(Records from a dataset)
....
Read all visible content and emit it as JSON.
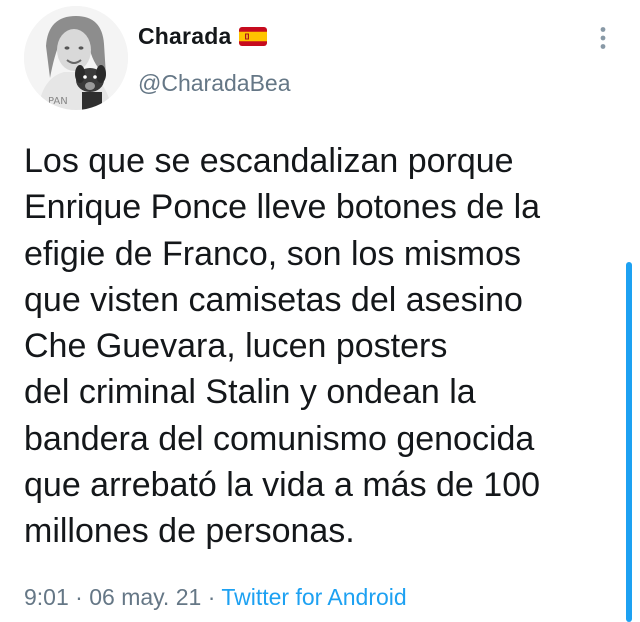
{
  "author": {
    "display_name": "Charada",
    "flag_icon": "spain-flag-icon",
    "handle": "@CharadaBea",
    "avatar_icon": "profile-avatar-with-dog"
  },
  "tweet": {
    "lines": [
      "Los que se escandalizan porque",
      "Enrique Ponce lleve botones de la",
      "efigie de Franco, son los mismos",
      "que visten camisetas del asesino",
      "Che Guevara, lucen posters",
      "del criminal Stalin y ondean la",
      "bandera del comunismo genocida",
      "que arrebató la vida a más de 100",
      "millones de personas."
    ]
  },
  "meta": {
    "time": "9:01",
    "separator": " · ",
    "date": "06 may. 21",
    "source": "Twitter for Android"
  },
  "colors": {
    "text": "#14171a",
    "secondary": "#657786",
    "accent": "#1da1f2"
  },
  "menu": {
    "more_icon": "vertical-dots-icon"
  }
}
....
Take the entries shown above and quote them verbatim, passing over the pictures.

Read all visible content and emit it as JSON.
{
  "author": {
    "display_name": "Charada",
    "flag_icon": "spain-flag-icon",
    "handle": "@CharadaBea",
    "avatar_icon": "profile-avatar-with-dog"
  },
  "tweet": {
    "lines": [
      "Los que se escandalizan porque",
      "Enrique Ponce lleve botones de la",
      "efigie de Franco, son los mismos",
      "que visten camisetas del asesino",
      "Che Guevara, lucen posters",
      "del criminal Stalin y ondean la",
      "bandera del comunismo genocida",
      "que arrebató la vida a más de 100",
      "millones de personas."
    ]
  },
  "meta": {
    "time": "9:01",
    "separator": " · ",
    "date": "06 may. 21",
    "source": "Twitter for Android"
  },
  "colors": {
    "text": "#14171a",
    "secondary": "#657786",
    "accent": "#1da1f2"
  },
  "menu": {
    "more_icon": "vertical-dots-icon"
  }
}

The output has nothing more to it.